■ **WHAT TO PRODUCE**
Which lines of the data below contain "Windows"? Please show them all.

[Source data]
══════════════════════════════

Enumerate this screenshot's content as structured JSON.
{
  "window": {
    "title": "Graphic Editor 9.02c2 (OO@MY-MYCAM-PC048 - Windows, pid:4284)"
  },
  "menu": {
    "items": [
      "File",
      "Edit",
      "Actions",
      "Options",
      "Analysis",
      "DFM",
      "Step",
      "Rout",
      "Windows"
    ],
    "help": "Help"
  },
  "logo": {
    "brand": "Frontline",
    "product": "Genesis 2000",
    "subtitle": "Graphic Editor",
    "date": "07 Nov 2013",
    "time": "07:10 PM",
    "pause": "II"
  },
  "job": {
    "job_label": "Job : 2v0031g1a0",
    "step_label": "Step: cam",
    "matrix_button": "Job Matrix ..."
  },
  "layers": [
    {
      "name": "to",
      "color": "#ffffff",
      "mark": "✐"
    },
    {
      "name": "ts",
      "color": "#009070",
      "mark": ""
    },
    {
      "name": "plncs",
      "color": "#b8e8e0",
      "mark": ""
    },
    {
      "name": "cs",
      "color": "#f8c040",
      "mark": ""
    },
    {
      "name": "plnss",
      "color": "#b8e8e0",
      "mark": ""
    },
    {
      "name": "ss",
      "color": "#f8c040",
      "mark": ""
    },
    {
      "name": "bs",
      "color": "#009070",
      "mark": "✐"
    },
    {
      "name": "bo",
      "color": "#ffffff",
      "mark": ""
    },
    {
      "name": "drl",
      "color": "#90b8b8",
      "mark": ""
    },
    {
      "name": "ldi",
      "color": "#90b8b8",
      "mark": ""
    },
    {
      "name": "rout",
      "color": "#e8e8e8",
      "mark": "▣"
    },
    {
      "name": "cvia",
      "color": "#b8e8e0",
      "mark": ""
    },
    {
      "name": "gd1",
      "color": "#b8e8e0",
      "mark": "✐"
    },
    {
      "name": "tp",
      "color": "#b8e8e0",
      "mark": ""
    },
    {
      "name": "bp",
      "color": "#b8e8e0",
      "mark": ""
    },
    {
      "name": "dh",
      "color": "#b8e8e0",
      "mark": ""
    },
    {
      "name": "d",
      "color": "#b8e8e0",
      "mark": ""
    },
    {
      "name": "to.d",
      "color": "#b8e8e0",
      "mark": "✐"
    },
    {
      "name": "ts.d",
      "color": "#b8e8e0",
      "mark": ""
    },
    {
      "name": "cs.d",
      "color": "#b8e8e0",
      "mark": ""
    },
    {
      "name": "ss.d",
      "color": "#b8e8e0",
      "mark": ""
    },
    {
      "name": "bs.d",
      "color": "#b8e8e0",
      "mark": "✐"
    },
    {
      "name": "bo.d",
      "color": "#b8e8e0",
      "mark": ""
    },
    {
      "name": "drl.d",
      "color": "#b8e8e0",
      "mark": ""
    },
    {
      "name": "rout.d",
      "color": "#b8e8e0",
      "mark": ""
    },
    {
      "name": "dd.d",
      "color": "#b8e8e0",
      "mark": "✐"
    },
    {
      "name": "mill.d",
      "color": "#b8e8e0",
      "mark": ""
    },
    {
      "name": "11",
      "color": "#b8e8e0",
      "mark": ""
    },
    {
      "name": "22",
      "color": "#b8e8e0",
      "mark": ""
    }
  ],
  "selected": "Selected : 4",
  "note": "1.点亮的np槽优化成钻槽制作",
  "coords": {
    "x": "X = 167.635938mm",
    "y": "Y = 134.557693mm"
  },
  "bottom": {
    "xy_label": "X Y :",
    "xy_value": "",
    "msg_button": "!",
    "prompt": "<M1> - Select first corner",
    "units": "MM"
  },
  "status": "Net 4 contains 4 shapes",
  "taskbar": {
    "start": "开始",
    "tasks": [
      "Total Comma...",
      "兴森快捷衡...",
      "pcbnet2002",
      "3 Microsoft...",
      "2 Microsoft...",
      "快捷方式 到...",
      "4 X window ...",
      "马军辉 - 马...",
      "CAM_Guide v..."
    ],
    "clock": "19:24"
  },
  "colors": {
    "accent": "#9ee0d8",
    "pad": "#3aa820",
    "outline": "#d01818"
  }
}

══════════════════════════════

■ **FINAL ANSWER**
    "title": "Graphic Editor 9.02c2 (OO@MY-MYCAM-PC048 - Windows, pid:4284)"
      "Windows"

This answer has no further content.